Instructions to follow – List each line holding the string "Čečkové".

Available records –
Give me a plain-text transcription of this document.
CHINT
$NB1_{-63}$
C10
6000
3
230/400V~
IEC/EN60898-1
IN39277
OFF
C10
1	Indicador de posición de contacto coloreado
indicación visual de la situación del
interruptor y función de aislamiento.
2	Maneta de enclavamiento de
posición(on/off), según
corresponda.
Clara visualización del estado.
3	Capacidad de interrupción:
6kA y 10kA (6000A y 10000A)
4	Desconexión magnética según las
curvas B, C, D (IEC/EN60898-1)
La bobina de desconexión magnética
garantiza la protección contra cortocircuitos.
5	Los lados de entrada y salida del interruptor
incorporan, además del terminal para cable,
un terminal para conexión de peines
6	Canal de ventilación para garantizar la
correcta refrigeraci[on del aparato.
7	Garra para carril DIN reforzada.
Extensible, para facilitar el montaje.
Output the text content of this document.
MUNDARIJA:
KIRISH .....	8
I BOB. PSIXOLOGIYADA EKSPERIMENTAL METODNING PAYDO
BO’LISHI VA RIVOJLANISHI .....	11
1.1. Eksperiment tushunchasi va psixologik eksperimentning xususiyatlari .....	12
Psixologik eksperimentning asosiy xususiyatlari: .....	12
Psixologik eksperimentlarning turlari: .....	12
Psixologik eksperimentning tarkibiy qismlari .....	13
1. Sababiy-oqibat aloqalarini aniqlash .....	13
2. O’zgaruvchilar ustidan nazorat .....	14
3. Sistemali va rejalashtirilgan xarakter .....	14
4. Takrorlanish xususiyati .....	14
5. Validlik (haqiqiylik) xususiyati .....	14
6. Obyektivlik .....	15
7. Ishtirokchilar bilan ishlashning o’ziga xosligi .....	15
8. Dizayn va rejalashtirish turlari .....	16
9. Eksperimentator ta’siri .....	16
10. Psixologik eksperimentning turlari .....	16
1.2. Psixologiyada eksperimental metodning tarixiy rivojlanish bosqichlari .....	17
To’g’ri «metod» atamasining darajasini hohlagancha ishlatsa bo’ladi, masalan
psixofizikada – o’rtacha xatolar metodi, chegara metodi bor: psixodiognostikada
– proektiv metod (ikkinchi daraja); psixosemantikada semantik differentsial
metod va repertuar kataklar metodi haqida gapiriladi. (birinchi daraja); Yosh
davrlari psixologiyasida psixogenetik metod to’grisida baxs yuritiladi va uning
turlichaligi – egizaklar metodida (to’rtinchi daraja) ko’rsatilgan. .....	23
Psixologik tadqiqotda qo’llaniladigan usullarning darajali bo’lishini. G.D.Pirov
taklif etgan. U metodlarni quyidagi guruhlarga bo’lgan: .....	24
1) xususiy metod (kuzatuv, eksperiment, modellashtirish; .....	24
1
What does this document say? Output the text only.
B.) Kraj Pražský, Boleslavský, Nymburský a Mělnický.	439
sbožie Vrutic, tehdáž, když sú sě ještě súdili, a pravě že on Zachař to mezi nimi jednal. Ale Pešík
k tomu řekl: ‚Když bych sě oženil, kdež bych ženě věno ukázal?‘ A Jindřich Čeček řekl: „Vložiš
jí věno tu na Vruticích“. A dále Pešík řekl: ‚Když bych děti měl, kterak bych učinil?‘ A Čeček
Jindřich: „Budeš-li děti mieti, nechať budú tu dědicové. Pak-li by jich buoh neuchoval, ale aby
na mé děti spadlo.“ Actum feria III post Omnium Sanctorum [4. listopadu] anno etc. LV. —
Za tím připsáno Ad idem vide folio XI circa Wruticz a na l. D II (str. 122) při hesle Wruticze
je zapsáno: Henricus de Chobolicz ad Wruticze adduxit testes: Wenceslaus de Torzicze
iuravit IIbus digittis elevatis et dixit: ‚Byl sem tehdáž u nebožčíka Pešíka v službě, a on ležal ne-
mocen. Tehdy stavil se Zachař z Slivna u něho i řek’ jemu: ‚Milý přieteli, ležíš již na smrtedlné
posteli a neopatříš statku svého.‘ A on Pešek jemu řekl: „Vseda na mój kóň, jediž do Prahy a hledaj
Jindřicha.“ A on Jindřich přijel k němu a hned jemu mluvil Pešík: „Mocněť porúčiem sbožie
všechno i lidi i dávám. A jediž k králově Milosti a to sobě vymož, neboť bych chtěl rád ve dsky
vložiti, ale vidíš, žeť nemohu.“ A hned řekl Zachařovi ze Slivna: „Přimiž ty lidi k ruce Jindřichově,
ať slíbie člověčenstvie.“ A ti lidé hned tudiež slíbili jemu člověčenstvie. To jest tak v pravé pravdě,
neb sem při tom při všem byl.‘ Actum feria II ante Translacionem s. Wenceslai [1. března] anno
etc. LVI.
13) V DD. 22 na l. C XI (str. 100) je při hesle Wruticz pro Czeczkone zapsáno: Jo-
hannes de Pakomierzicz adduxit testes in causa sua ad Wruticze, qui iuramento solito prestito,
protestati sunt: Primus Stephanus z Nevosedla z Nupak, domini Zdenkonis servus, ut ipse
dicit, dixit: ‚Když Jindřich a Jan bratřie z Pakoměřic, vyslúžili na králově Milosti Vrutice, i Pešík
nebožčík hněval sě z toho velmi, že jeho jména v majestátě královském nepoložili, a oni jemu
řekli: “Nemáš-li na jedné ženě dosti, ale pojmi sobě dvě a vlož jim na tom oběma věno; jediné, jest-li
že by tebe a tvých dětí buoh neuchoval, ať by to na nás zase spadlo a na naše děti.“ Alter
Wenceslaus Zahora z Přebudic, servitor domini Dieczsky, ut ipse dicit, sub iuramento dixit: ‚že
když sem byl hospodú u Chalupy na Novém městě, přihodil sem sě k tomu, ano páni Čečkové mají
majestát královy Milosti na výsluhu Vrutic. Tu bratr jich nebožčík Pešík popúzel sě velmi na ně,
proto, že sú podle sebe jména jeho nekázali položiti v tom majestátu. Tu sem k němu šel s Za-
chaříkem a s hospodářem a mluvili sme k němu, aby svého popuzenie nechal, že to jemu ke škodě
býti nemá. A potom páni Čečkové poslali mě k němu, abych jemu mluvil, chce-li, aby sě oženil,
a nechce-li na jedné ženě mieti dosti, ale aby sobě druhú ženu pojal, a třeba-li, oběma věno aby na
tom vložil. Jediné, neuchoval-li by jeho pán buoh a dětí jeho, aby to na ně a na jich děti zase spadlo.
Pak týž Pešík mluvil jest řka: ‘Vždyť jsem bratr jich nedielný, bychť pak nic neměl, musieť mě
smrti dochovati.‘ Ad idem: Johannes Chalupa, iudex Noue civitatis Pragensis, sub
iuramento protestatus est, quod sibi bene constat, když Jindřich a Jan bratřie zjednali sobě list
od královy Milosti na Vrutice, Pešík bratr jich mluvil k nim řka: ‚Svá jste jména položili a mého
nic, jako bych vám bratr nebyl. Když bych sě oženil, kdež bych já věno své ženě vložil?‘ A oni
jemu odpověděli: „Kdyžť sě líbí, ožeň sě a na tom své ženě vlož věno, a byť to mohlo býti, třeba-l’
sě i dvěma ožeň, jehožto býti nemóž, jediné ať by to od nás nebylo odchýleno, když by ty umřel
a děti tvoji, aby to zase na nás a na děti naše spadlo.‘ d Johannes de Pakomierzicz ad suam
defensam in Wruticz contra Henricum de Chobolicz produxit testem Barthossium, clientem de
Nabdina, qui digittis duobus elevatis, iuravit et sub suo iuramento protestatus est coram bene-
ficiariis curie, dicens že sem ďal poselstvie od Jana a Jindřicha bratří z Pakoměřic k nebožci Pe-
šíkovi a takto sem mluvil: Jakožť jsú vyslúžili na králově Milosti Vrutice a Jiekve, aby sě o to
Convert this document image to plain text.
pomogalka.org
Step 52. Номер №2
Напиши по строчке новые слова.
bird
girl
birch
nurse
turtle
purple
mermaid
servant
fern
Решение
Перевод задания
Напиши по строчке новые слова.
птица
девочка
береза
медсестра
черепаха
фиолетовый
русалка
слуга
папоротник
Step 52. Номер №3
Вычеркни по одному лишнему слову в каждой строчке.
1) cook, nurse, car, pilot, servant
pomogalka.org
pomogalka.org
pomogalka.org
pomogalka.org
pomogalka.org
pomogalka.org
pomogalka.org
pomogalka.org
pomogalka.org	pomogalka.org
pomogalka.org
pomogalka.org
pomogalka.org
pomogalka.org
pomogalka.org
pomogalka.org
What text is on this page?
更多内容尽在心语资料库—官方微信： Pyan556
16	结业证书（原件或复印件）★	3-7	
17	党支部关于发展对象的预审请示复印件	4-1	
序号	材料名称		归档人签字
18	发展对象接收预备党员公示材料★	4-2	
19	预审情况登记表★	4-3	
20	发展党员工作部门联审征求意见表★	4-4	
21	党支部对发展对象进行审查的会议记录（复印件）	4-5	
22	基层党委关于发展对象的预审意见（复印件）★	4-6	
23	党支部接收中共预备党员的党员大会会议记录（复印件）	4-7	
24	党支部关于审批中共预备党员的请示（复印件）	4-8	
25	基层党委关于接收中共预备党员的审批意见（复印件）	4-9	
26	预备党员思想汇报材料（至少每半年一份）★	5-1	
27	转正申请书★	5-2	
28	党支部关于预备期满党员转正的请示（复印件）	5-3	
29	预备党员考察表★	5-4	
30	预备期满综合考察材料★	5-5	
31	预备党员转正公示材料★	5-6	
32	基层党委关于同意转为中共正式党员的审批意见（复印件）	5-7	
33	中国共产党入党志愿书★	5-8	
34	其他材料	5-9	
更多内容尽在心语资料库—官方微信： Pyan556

Finished answer –
když sem byl hospodú u Chalupy na Novém městě, přihodil sem sě k tomu, ano páni Čečkové mají
býti nemá. A potom páni Čečkové poslali mě k němu, abych jemu mluvil, chce-li, aby sě oženil,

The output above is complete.